→ Work required: Output every record below exactly as it appears.

→ Provided material:
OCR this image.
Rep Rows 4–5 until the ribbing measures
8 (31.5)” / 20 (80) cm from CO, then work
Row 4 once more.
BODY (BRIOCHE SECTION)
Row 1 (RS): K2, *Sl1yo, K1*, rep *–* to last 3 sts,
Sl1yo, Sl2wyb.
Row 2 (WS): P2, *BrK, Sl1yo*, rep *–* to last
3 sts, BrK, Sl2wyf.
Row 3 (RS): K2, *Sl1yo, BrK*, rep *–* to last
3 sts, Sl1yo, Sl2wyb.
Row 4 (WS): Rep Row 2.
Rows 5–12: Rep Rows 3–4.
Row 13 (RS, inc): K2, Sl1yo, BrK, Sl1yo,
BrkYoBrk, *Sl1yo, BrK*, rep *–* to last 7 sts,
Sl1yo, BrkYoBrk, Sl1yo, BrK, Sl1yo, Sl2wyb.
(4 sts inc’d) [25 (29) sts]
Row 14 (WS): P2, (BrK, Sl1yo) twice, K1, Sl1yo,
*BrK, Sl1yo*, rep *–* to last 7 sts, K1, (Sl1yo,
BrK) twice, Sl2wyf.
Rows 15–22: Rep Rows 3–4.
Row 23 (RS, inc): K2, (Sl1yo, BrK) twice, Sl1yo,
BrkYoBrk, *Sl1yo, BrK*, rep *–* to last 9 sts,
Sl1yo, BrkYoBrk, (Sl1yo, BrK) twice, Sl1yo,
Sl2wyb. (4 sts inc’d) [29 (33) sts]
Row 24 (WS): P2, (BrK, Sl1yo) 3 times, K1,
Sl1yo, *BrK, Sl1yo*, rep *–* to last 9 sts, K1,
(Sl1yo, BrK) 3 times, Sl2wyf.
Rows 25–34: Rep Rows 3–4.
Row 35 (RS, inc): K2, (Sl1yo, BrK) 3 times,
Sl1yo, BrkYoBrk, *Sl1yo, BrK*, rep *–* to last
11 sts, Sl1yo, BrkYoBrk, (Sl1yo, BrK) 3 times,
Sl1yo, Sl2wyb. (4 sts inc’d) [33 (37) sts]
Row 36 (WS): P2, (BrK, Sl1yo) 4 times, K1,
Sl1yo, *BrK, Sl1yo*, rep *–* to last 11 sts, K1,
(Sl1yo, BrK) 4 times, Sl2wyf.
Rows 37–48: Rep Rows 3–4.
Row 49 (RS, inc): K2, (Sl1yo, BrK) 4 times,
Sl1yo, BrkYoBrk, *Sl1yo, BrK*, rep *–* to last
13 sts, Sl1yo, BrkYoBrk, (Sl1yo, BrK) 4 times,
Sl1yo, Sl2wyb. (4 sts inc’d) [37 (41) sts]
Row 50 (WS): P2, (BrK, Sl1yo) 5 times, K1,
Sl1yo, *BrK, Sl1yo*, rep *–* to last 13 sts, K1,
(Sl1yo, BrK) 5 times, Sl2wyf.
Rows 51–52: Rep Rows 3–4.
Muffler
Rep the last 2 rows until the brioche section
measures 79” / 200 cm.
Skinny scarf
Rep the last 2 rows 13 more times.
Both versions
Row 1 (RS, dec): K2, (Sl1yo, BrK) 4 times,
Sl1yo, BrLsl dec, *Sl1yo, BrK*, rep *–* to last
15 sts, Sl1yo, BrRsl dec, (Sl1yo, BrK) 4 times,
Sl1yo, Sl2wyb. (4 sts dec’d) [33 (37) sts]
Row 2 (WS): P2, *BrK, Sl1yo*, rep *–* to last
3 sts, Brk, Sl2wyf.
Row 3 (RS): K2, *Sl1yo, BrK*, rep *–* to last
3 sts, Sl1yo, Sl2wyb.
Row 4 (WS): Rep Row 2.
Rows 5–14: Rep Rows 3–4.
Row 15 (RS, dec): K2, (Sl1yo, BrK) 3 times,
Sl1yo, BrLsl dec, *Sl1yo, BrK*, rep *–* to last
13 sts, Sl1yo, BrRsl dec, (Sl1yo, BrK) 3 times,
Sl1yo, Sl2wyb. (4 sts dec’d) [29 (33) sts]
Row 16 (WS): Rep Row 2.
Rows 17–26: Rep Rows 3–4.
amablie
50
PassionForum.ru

→ Exercise solution:
OCR this image.
Rep Rows 4–5 until the ribbing measures
8 (31.5)” / 20 (80) cm from CO, then work
Row 4 once more.
BODY (BRIOCHE SECTION)
Row 1 (RS): K2, *Sl1yo, K1*, rep *–* to last 3 sts,
Sl1yo, Sl2wyb.
Row 2 (WS): P2, *BrK, Sl1yo*, rep *–* to last
3 sts, BrK, Sl2wyf.
Row 3 (RS): K2, *Sl1yo, BrK*, rep *–* to last
3 sts, Sl1yo, Sl2wyb.
Row 4 (WS): Rep Row 2.
Rows 5–12: Rep Rows 3–4.
Row 13 (RS, inc): K2, Sl1yo, BrK, Sl1yo,
BrkYoBrk, *Sl1yo, BrK*, rep *–* to last 7 sts,
Sl1yo, BrkYoBrk, Sl1yo, BrK, Sl1yo, Sl2wyb.
(4 sts inc’d) [25 (29) sts]
Row 14 (WS): P2, (BrK, Sl1yo) twice, K1, Sl1yo,
*BrK, Sl1yo*, rep *–* to last 7 sts, K1, (Sl1yo,
BrK) twice, Sl2wyf.
Rows 15–22: Rep Rows 3–4.
Row 23 (RS, inc): K2, (Sl1yo, BrK) twice, Sl1yo,
BrkYoBrk, *Sl1yo, BrK*, rep *–* to last 9 sts,
Sl1yo, BrkYoBrk, (Sl1yo, BrK) twice, Sl1yo,
Sl2wyb. (4 sts inc’d) [29 (33) sts]
Row 24 (WS): P2, (BrK, Sl1yo) 3 times, K1,
Sl1yo, *BrK, Sl1yo*, rep *–* to last 9 sts, K1,
(Sl1yo, BrK) 3 times, Sl2wyf.
Rows 25–34: Rep Rows 3–4.
Row 35 (RS, inc): K2, (Sl1yo, BrK) 3 times,
Sl1yo, BrkYoBrk, *Sl1yo, BrK*, rep *–* to last
11 sts, Sl1yo, BrkYoBrk, (Sl1yo, BrK) 3 times,
Sl1yo, Sl2wyb. (4 sts inc’d) [33 (37) sts]
Row 36 (WS): P2, (BrK, Sl1yo) 4 times, K1,
Sl1yo, *BrK, Sl1yo*, rep *–* to last 11 sts, K1,
(Sl1yo, BrK) 4 times, Sl2wyf.
Rows 37–48: Rep Rows 3–4.
Row 49 (RS, inc): K2, (Sl1yo, BrK) 4 times,
Sl1yo, BrkYoBrk, *Sl1yo, BrK*, rep *–* to last
13 sts, Sl1yo, BrkYoBrk, (Sl1yo, BrK) 4 times,
Sl1yo, Sl2wyb. (4 sts inc’d) [37 (41) sts]
Row 50 (WS): P2, (BrK, Sl1yo) 5 times, K1,
Sl1yo, *BrK, Sl1yo*, rep *–* to last 13 sts, K1,
(Sl1yo, BrK) 5 times, Sl2wyf.
Rows 51–52: Rep Rows 3–4.
Muffler
Rep the last 2 rows until the brioche section
measures 79” / 200 cm.
Skinny scarf
Rep the last 2 rows 13 more times.
Both versions
Row 1 (RS, dec): K2, (Sl1yo, BrK) 4 times,
Sl1yo, BrLsl dec, *Sl1yo, BrK*, rep *–* to last
15 sts, Sl1yo, BrRsl dec, (Sl1yo, BrK) 4 times,
Sl1yo, Sl2wyb. (4 sts dec’d) [33 (37) sts]
Row 2 (WS): P2, *BrK, Sl1yo*, rep *–* to last
3 sts, Brk, Sl2wyf.
Row 3 (RS): K2, *Sl1yo, BrK*, rep *–* to last
3 sts, Sl1yo, Sl2wyb.
Row 4 (WS): Rep Row 2.
Rows 5–14: Rep Rows 3–4.
Row 15 (RS, dec): K2, (Sl1yo, BrK) 3 times,
Sl1yo, BrLsl dec, *Sl1yo, BrK*, rep *–* to last
13 sts, Sl1yo, BrRsl dec, (Sl1yo, BrK) 3 times,
Sl1yo, Sl2wyb. (4 sts dec’d) [29 (33) sts]
Row 16 (WS): Rep Row 2.
Rows 17–26: Rep Rows 3–4.
amablie
50
PassionForum.ru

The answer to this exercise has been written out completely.